# The task
Every line of the records below should be restated exactly.

....

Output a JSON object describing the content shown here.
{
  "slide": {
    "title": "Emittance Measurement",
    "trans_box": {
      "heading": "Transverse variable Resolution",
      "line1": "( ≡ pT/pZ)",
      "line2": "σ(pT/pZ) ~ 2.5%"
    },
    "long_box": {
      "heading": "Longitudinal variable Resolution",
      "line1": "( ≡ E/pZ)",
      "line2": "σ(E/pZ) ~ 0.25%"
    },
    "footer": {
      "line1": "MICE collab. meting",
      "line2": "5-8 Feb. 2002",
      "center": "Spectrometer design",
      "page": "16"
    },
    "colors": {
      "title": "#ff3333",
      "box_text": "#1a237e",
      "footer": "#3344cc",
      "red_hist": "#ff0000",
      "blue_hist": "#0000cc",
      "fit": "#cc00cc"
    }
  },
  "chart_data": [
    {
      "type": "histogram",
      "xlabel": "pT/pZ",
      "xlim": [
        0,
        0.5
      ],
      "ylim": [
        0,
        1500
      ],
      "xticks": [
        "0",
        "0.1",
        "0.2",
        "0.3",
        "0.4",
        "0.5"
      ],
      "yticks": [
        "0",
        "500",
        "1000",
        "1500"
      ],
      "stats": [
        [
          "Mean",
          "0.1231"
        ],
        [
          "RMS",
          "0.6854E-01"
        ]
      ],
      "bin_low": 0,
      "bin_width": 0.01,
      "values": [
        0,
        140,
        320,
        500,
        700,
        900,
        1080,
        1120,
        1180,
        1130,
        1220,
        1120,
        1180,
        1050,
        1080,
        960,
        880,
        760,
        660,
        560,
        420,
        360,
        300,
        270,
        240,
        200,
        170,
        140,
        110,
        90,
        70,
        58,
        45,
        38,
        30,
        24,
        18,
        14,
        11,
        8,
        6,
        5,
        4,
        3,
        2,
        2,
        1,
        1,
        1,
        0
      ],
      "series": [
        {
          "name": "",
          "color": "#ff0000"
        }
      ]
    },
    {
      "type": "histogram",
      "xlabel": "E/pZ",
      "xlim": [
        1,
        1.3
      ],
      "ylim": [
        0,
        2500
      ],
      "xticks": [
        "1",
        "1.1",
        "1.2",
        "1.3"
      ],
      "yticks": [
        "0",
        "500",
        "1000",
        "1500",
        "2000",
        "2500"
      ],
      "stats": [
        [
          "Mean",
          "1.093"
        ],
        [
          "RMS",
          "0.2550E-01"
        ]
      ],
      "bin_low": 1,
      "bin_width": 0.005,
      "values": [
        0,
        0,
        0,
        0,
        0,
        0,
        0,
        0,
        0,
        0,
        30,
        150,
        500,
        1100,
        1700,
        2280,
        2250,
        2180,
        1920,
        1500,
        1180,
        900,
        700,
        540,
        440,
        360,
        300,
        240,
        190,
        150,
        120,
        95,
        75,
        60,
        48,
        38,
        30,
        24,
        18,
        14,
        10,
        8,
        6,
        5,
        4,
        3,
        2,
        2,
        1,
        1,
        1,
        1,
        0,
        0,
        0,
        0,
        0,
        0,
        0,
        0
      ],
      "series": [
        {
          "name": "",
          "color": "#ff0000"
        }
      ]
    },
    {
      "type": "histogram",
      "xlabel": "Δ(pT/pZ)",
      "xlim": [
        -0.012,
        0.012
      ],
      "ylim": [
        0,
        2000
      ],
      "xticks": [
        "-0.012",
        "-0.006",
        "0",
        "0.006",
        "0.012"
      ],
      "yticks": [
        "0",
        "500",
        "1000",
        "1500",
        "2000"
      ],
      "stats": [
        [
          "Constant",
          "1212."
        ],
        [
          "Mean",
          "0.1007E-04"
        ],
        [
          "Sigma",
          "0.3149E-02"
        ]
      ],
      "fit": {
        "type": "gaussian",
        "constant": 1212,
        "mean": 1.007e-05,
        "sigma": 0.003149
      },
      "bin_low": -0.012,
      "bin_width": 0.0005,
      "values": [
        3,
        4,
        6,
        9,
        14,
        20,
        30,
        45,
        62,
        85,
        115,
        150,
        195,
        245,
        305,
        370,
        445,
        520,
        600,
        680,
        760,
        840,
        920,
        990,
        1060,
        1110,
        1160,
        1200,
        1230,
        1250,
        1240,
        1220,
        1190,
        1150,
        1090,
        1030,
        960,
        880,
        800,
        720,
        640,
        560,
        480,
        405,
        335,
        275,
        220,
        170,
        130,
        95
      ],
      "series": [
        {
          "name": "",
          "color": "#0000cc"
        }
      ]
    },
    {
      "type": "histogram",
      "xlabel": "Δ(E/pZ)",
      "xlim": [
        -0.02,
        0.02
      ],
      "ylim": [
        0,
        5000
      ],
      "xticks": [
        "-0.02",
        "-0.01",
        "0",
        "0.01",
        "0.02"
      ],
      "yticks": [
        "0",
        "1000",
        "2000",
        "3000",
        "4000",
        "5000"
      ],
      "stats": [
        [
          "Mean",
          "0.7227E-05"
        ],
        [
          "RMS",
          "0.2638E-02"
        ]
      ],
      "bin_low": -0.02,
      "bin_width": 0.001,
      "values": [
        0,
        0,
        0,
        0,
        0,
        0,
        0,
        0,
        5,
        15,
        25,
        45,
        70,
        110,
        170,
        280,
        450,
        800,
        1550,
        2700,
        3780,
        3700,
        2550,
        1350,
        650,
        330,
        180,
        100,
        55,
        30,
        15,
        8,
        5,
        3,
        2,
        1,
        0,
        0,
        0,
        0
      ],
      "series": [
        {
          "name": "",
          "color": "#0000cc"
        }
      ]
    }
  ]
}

....

# Written solution
Output a JSON object describing the content shown here.
{
  "slide": {
    "title": "Emittance Measurement",
    "trans_box": {
      "heading": "Transverse variable Resolution",
      "line1": "( ≡ pT/pZ)",
      "line2": "σ(pT/pZ) ~ 2.5%"
    },
    "long_box": {
      "heading": "Longitudinal variable Resolution",
      "line1": "( ≡ E/pZ)",
      "line2": "σ(E/pZ) ~ 0.25%"
    },
    "footer": {
      "line1": "MICE collab. meting",
      "line2": "5-8 Feb. 2002",
      "center": "Spectrometer design",
      "page": "16"
    },
    "colors": {
      "title": "#ff3333",
      "box_text": "#1a237e",
      "footer": "#3344cc",
      "red_hist": "#ff0000",
      "blue_hist": "#0000cc",
      "fit": "#cc00cc"
    }
  },
  "chart_data": [
    {
      "type": "histogram",
      "xlabel": "pT/pZ",
      "xlim": [
        0,
        0.5
      ],
      "ylim": [
        0,
        1500
      ],
      "xticks": [
        "0",
        "0.1",
        "0.2",
        "0.3",
        "0.4",
        "0.5"
      ],
      "yticks": [
        "0",
        "500",
        "1000",
        "1500"
      ],
      "stats": [
        [
          "Mean",
          "0.1231"
        ],
        [
          "RMS",
          "0.6854E-01"
        ]
      ],
      "bin_low": 0,
      "bin_width": 0.01,
      "values": [
        0,
        140,
        320,
        500,
        700,
        900,
        1080,
        1120,
        1180,
        1130,
        1220,
        1120,
        1180,
        1050,
        1080,
        960,
        880,
        760,
        660,
        560,
        420,
        360,
        300,
        270,
        240,
        200,
        170,
        140,
        110,
        90,
        70,
        58,
        45,
        38,
        30,
        24,
        18,
        14,
        11,
        8,
        6,
        5,
        4,
        3,
        2,
        2,
        1,
        1,
        1,
        0
      ],
      "series": [
        {
          "name": "",
          "color": "#ff0000"
        }
      ]
    },
    {
      "type": "histogram",
      "xlabel": "E/pZ",
      "xlim": [
        1,
        1.3
      ],
      "ylim": [
        0,
        2500
      ],
      "xticks": [
        "1",
        "1.1",
        "1.2",
        "1.3"
      ],
      "yticks": [
        "0",
        "500",
        "1000",
        "1500",
        "2000",
        "2500"
      ],
      "stats": [
        [
          "Mean",
          "1.093"
        ],
        [
          "RMS",
          "0.2550E-01"
        ]
      ],
      "bin_low": 1,
      "bin_width": 0.005,
      "values": [
        0,
        0,
        0,
        0,
        0,
        0,
        0,
        0,
        0,
        0,
        30,
        150,
        500,
        1100,
        1700,
        2280,
        2250,
        2180,
        1920,
        1500,
        1180,
        900,
        700,
        540,
        440,
        360,
        300,
        240,
        190,
        150,
        120,
        95,
        75,
        60,
        48,
        38,
        30,
        24,
        18,
        14,
        10,
        8,
        6,
        5,
        4,
        3,
        2,
        2,
        1,
        1,
        1,
        1,
        0,
        0,
        0,
        0,
        0,
        0,
        0,
        0
      ],
      "series": [
        {
          "name": "",
          "color": "#ff0000"
        }
      ]
    },
    {
      "type": "histogram",
      "xlabel": "Δ(pT/pZ)",
      "xlim": [
        -0.012,
        0.012
      ],
      "ylim": [
        0,
        2000
      ],
      "xticks": [
        "-0.012",
        "-0.006",
        "0",
        "0.006",
        "0.012"
      ],
      "yticks": [
        "0",
        "500",
        "1000",
        "1500",
        "2000"
      ],
      "stats": [
        [
          "Constant",
          "1212."
        ],
        [
          "Mean",
          "0.1007E-04"
        ],
        [
          "Sigma",
          "0.3149E-02"
        ]
      ],
      "fit": {
        "type": "gaussian",
        "constant": 1212,
        "mean": 1.007e-05,
        "sigma": 0.003149
      },
      "bin_low": -0.012,
      "bin_width": 0.0005,
      "values": [
        3,
        4,
        6,
        9,
        14,
        20,
        30,
        45,
        62,
        85,
        115,
        150,
        195,
        245,
        305,
        370,
        445,
        520,
        600,
        680,
        760,
        840,
        920,
        990,
        1060,
        1110,
        1160,
        1200,
        1230,
        1250,
        1240,
        1220,
        1190,
        1150,
        1090,
        1030,
        960,
        880,
        800,
        720,
        640,
        560,
        480,
        405,
        335,
        275,
        220,
        170,
        130,
        95
      ],
      "series": [
        {
          "name": "",
          "color": "#0000cc"
        }
      ]
    },
    {
      "type": "histogram",
      "xlabel": "Δ(E/pZ)",
      "xlim": [
        -0.02,
        0.02
      ],
      "ylim": [
        0,
        5000
      ],
      "xticks": [
        "-0.02",
        "-0.01",
        "0",
        "0.01",
        "0.02"
      ],
      "yticks": [
        "0",
        "1000",
        "2000",
        "3000",
        "4000",
        "5000"
      ],
      "stats": [
        [
          "Mean",
          "0.7227E-05"
        ],
        [
          "RMS",
          "0.2638E-02"
        ]
      ],
      "bin_low": -0.02,
      "bin_width": 0.001,
      "values": [
        0,
        0,
        0,
        0,
        0,
        0,
        0,
        0,
        5,
        15,
        25,
        45,
        70,
        110,
        170,
        280,
        450,
        800,
        1550,
        2700,
        3780,
        3700,
        2550,
        1350,
        650,
        330,
        180,
        100,
        55,
        30,
        15,
        8,
        5,
        3,
        2,
        1,
        0,
        0,
        0,
        0
      ],
      "series": [
        {
          "name": "",
          "color": "#0000cc"
        }
      ]
    }
  ]
}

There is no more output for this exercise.